TASK DIRECTIONS
Every line containing the word "name" needs to be found and copied.

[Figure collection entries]
=-=-=-=-=
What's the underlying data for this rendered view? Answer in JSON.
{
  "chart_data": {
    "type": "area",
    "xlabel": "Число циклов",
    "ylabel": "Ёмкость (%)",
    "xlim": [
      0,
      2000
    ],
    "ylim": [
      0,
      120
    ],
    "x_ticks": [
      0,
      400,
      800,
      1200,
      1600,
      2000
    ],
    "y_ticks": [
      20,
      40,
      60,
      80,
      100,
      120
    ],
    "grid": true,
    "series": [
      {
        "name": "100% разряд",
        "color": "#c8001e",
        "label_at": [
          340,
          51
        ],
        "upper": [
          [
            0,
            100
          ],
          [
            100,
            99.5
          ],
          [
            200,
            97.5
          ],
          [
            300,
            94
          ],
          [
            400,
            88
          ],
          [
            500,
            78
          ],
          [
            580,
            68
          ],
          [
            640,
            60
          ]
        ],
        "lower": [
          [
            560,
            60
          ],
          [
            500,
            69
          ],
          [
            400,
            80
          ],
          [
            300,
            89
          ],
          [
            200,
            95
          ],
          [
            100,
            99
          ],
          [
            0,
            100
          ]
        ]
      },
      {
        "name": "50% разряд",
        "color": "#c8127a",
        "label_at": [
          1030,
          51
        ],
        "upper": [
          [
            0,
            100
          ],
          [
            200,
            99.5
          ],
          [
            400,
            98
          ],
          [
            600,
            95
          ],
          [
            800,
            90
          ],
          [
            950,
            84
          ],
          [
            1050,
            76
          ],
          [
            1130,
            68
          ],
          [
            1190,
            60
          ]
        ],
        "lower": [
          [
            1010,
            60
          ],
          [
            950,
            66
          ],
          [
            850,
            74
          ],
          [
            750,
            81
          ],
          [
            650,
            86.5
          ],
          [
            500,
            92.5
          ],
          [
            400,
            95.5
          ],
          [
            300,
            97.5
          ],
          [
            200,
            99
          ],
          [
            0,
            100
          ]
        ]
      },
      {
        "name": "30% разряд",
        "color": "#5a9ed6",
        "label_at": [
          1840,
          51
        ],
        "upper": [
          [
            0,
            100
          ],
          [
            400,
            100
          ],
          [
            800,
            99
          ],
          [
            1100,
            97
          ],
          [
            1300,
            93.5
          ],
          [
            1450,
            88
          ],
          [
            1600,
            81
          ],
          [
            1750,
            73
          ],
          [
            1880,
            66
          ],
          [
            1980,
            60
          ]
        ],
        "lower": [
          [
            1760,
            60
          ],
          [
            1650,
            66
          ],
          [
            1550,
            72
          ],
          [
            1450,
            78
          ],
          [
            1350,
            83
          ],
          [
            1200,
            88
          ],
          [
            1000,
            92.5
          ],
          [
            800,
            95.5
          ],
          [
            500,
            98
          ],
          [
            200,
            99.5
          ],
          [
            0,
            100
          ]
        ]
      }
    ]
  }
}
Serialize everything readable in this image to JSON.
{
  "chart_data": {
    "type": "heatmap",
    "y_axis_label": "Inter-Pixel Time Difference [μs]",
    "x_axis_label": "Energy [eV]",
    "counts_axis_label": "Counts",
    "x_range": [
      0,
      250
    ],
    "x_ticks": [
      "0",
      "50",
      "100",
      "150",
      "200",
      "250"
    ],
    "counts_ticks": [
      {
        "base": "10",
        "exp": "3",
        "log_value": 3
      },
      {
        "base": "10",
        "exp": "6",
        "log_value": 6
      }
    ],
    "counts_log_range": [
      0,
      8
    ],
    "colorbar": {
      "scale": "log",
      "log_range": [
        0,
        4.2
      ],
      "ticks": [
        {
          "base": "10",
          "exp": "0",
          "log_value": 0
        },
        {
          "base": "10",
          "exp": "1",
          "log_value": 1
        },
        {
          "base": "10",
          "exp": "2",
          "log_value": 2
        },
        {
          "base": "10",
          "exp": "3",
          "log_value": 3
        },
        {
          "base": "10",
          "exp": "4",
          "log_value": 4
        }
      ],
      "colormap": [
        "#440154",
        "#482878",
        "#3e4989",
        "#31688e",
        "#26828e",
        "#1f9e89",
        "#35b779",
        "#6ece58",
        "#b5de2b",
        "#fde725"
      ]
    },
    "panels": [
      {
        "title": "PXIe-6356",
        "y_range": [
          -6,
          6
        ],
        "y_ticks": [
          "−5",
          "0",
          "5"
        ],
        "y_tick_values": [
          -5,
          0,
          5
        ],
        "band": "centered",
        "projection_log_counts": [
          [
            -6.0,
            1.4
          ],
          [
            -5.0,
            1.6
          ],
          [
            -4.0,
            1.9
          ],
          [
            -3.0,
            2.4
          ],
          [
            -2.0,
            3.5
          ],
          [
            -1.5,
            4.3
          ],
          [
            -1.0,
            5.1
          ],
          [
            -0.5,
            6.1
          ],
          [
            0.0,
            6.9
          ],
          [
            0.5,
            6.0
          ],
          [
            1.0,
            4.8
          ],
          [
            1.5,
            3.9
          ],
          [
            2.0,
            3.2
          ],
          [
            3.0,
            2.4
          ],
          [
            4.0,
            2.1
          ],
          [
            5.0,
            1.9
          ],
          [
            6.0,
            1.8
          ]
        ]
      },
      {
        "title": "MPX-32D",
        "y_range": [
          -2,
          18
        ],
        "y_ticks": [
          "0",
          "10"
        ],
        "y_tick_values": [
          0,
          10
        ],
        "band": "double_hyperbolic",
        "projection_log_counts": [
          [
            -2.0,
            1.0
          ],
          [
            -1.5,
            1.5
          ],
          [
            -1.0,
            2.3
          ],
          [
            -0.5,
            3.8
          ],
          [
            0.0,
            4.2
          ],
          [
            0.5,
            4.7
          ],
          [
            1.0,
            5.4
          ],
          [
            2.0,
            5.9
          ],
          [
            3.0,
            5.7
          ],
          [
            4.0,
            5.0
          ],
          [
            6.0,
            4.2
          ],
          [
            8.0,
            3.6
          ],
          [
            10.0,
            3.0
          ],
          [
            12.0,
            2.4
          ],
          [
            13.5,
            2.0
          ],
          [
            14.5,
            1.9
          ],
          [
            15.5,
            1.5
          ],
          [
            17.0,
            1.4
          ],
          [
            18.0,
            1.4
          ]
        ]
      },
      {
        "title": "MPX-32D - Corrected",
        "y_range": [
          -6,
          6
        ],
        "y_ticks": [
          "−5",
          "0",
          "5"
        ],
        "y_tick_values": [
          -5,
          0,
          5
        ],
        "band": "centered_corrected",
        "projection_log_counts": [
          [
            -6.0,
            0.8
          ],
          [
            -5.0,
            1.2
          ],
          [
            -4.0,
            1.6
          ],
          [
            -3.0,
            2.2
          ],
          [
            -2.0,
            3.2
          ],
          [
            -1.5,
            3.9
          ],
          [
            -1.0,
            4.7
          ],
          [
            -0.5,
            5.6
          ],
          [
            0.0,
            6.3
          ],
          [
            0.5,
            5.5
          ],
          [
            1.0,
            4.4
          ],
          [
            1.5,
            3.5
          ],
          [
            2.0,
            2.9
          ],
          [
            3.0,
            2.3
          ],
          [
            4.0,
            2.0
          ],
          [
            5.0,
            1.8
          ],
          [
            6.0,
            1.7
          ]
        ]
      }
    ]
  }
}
=-=-=-=-=
TASK RESPONSE
        "name": "100% разряд",
        "name": "50% разряд",
        "name": "30% разряд",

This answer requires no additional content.